SHORT PROBLEM: Give back every line exactly as it appears, pictures excluded.

----

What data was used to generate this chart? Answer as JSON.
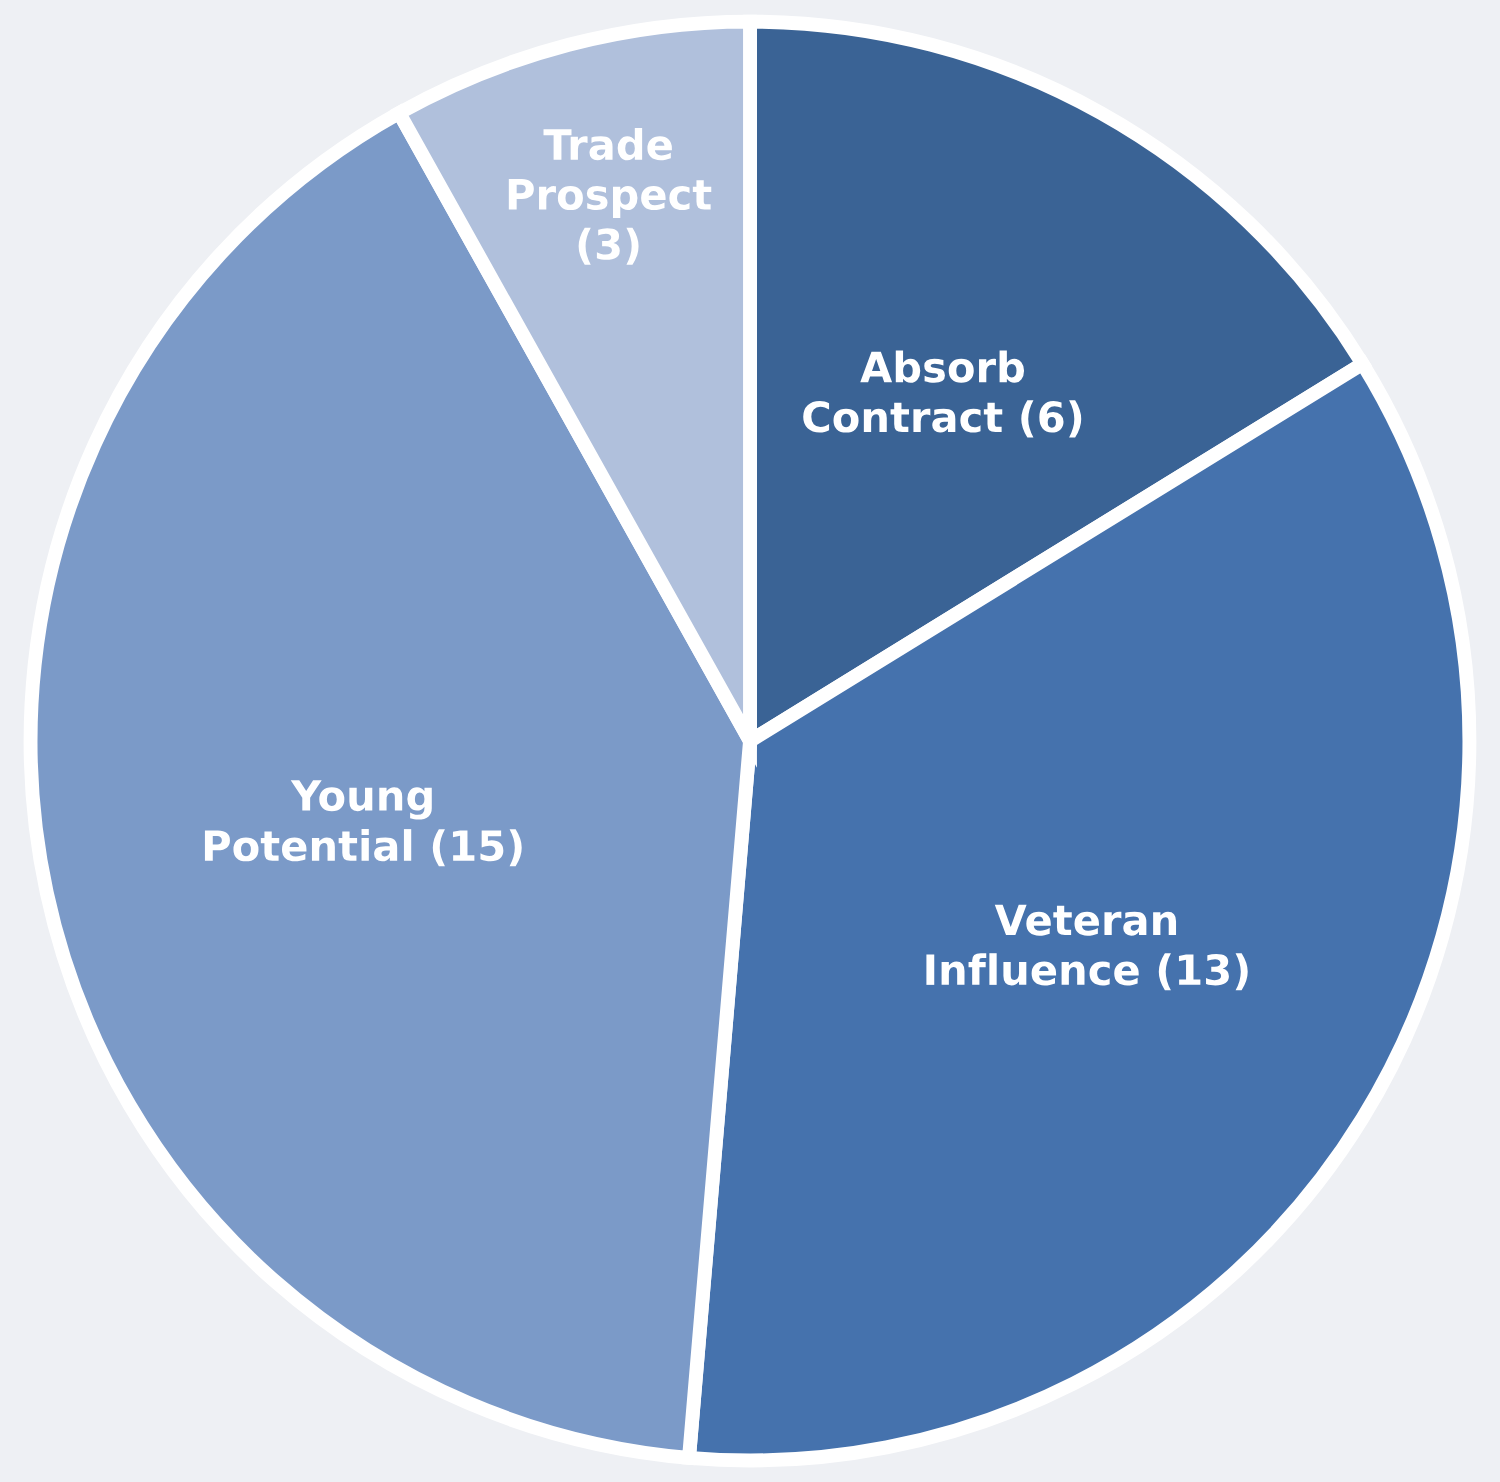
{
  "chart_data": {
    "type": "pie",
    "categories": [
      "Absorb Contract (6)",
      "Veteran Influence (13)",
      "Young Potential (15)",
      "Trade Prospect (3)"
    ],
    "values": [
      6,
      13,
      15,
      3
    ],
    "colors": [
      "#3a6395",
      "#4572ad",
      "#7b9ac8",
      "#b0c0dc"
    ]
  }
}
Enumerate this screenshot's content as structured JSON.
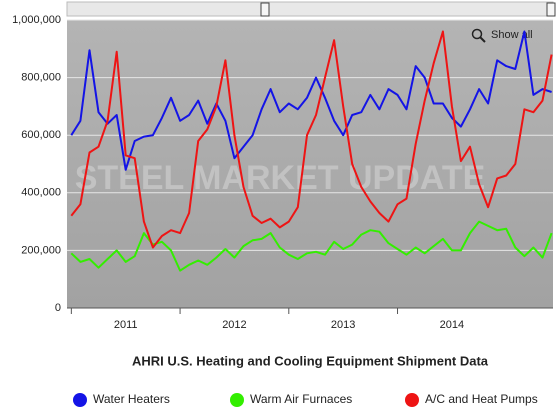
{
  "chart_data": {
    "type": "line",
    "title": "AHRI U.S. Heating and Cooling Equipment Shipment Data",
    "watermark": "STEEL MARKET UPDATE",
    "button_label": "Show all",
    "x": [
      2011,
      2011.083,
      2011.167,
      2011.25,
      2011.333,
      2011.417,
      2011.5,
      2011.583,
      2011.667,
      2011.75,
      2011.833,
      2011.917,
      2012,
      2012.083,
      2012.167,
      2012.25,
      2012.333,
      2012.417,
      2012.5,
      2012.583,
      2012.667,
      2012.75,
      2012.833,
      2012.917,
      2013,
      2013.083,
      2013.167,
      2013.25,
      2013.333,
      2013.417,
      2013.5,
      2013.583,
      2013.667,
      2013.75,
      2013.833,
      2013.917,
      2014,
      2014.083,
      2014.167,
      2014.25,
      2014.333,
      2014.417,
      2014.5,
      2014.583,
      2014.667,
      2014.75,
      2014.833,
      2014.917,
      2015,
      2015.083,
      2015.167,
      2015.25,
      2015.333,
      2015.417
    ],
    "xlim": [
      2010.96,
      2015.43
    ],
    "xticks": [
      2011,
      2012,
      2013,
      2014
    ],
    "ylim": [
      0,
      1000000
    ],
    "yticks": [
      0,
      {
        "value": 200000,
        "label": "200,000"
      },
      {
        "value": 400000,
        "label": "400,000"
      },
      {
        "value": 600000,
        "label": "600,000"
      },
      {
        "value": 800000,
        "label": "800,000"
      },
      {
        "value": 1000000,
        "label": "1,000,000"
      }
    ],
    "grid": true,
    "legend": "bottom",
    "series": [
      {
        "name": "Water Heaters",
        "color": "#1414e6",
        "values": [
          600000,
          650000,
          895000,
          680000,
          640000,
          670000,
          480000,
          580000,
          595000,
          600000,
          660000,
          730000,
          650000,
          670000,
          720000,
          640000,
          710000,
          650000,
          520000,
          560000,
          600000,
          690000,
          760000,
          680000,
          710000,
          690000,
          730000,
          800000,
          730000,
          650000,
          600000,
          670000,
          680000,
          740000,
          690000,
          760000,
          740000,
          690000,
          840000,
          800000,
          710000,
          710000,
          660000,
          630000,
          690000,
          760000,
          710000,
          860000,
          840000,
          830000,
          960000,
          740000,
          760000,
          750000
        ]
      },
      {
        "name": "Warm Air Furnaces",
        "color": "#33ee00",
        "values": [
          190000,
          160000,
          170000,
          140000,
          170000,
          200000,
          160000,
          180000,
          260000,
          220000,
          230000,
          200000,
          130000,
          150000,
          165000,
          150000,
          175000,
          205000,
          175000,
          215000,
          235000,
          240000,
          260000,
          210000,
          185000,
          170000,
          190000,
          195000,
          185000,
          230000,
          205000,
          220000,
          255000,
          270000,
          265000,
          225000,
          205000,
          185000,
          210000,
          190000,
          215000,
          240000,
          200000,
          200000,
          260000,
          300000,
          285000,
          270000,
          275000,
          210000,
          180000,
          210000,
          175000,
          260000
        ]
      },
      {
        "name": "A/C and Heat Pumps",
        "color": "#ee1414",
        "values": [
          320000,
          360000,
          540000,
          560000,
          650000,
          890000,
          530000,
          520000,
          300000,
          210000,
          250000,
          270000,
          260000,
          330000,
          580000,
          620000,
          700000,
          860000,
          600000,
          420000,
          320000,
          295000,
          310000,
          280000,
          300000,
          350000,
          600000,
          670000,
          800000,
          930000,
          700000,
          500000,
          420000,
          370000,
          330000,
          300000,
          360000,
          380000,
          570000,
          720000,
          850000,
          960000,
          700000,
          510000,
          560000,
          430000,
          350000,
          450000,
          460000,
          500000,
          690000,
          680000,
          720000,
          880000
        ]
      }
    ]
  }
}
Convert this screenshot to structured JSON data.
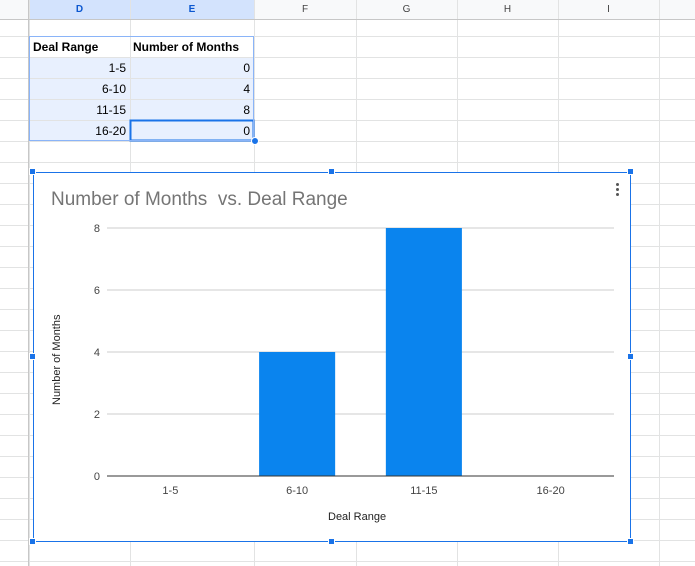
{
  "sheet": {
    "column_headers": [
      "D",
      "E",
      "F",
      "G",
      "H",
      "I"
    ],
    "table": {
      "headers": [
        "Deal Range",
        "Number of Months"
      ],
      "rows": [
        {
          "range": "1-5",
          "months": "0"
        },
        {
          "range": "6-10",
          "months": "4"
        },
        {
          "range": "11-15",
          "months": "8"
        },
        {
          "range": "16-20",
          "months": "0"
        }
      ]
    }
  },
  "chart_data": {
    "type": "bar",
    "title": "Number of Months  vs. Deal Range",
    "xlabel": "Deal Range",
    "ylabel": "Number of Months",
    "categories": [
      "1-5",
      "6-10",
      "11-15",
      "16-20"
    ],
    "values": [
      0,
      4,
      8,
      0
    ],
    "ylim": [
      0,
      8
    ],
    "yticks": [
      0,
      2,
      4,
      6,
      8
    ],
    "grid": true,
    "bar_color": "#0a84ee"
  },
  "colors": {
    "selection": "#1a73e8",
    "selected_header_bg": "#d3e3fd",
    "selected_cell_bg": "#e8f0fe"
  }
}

----

THE ANSWER:
What data was used to generate this chart? Answer as JSON.
{
  "chart_data": {
    "type": "pie",
    "categories": [
      "Absorb Contract (6)",
      "Veteran Influence (13)",
      "Young Potential (15)",
      "Trade Prospect (3)"
    ],
    "values": [
      6,
      13,
      15,
      3
    ],
    "colors": [
      "#3a6395",
      "#4572ad",
      "#7b9ac8",
      "#b0c0dc"
    ]
  }
}
Enumerate this screenshot's content as structured JSON.
{
  "chart_data": {
    "type": "line",
    "title": "AHRI U.S. Heating and Cooling Equipment Shipment Data",
    "watermark": "STEEL MARKET UPDATE",
    "button_label": "Show all",
    "x": [
      2011,
      2011.083,
      2011.167,
      2011.25,
      2011.333,
      2011.417,
      2011.5,
      2011.583,
      2011.667,
      2011.75,
      2011.833,
      2011.917,
      2012,
      2012.083,
      2012.167,
      2012.25,
      2012.333,
      2012.417,
      2012.5,
      2012.583,
      2012.667,
      2012.75,
      2012.833,
      2012.917,
      2013,
      2013.083,
      2013.167,
      2013.25,
      2013.333,
      2013.417,
      2013.5,
      2013.583,
      2013.667,
      2013.75,
      2013.833,
      2013.917,
      2014,
      2014.083,
      2014.167,
      2014.25,
      2014.333,
      2014.417,
      2014.5,
      2014.583,
      2014.667,
      2014.75,
      2014.833,
      2014.917,
      2015,
      2015.083,
      2015.167,
      2015.25,
      2015.333,
      2015.417
    ],
    "xlim": [
      2010.96,
      2015.43
    ],
    "xticks": [
      2011,
      2012,
      2013,
      2014
    ],
    "ylim": [
      0,
      1000000
    ],
    "yticks": [
      0,
      {
        "value": 200000,
        "label": "200,000"
      },
      {
        "value": 400000,
        "label": "400,000"
      },
      {
        "value": 600000,
        "label": "600,000"
      },
      {
        "value": 800000,
        "label": "800,000"
      },
      {
        "value": 1000000,
        "label": "1,000,000"
      }
    ],
    "grid": true,
    "legend": "bottom",
    "series": [
      {
        "name": "Water Heaters",
        "color": "#1414e6",
        "values": [
          600000,
          650000,
          895000,
          680000,
          640000,
          670000,
          480000,
          580000,
          595000,
          600000,
          660000,
          730000,
          650000,
          670000,
          720000,
          640000,
          710000,
          650000,
          520000,
          560000,
          600000,
          690000,
          760000,
          680000,
          710000,
          690000,
          730000,
          800000,
          730000,
          650000,
          600000,
          670000,
          680000,
          740000,
          690000,
          760000,
          740000,
          690000,
          840000,
          800000,
          710000,
          710000,
          660000,
          630000,
          690000,
          760000,
          710000,
          860000,
          840000,
          830000,
          960000,
          740000,
          760000,
          750000
        ]
      },
      {
        "name": "Warm Air Furnaces",
        "color": "#33ee00",
        "values": [
          190000,
          160000,
          170000,
          140000,
          170000,
          200000,
          160000,
          180000,
          260000,
          220000,
          230000,
          200000,
          130000,
          150000,
          165000,
          150000,
          175000,
          205000,
          175000,
          215000,
          235000,
          240000,
          260000,
          210000,
          185000,
          170000,
          190000,
          195000,
          185000,
          230000,
          205000,
          220000,
          255000,
          270000,
          265000,
          225000,
          205000,
          185000,
          210000,
          190000,
          215000,
          240000,
          200000,
          200000,
          260000,
          300000,
          285000,
          270000,
          275000,
          210000,
          180000,
          210000,
          175000,
          260000
        ]
      },
      {
        "name": "A/C and Heat Pumps",
        "color": "#ee1414",
        "values": [
          320000,
          360000,
          540000,
          560000,
          650000,
          890000,
          530000,
          520000,
          300000,
          210000,
          250000,
          270000,
          260000,
          330000,
          580000,
          620000,
          700000,
          860000,
          600000,
          420000,
          320000,
          295000,
          310000,
          280000,
          300000,
          350000,
          600000,
          670000,
          800000,
          930000,
          700000,
          500000,
          420000,
          370000,
          330000,
          300000,
          360000,
          380000,
          570000,
          720000,
          850000,
          960000,
          700000,
          510000,
          560000,
          430000,
          350000,
          450000,
          460000,
          500000,
          690000,
          680000,
          720000,
          880000
        ]
      }
    ]
  }
}
Convert this screenshot to structured JSON data.
{
  "sheet": {
    "column_headers": [
      "D",
      "E",
      "F",
      "G",
      "H",
      "I"
    ],
    "table": {
      "headers": [
        "Deal Range",
        "Number of Months"
      ],
      "rows": [
        {
          "range": "1-5",
          "months": "0"
        },
        {
          "range": "6-10",
          "months": "4"
        },
        {
          "range": "11-15",
          "months": "8"
        },
        {
          "range": "16-20",
          "months": "0"
        }
      ]
    }
  },
  "chart_data": {
    "type": "bar",
    "title": "Number of Months  vs. Deal Range",
    "xlabel": "Deal Range",
    "ylabel": "Number of Months",
    "categories": [
      "1-5",
      "6-10",
      "11-15",
      "16-20"
    ],
    "values": [
      0,
      4,
      8,
      0
    ],
    "ylim": [
      0,
      8
    ],
    "yticks": [
      0,
      2,
      4,
      6,
      8
    ],
    "grid": true,
    "bar_color": "#0a84ee"
  },
  "colors": {
    "selection": "#1a73e8",
    "selected_header_bg": "#d3e3fd",
    "selected_cell_bg": "#e8f0fe"
  }
}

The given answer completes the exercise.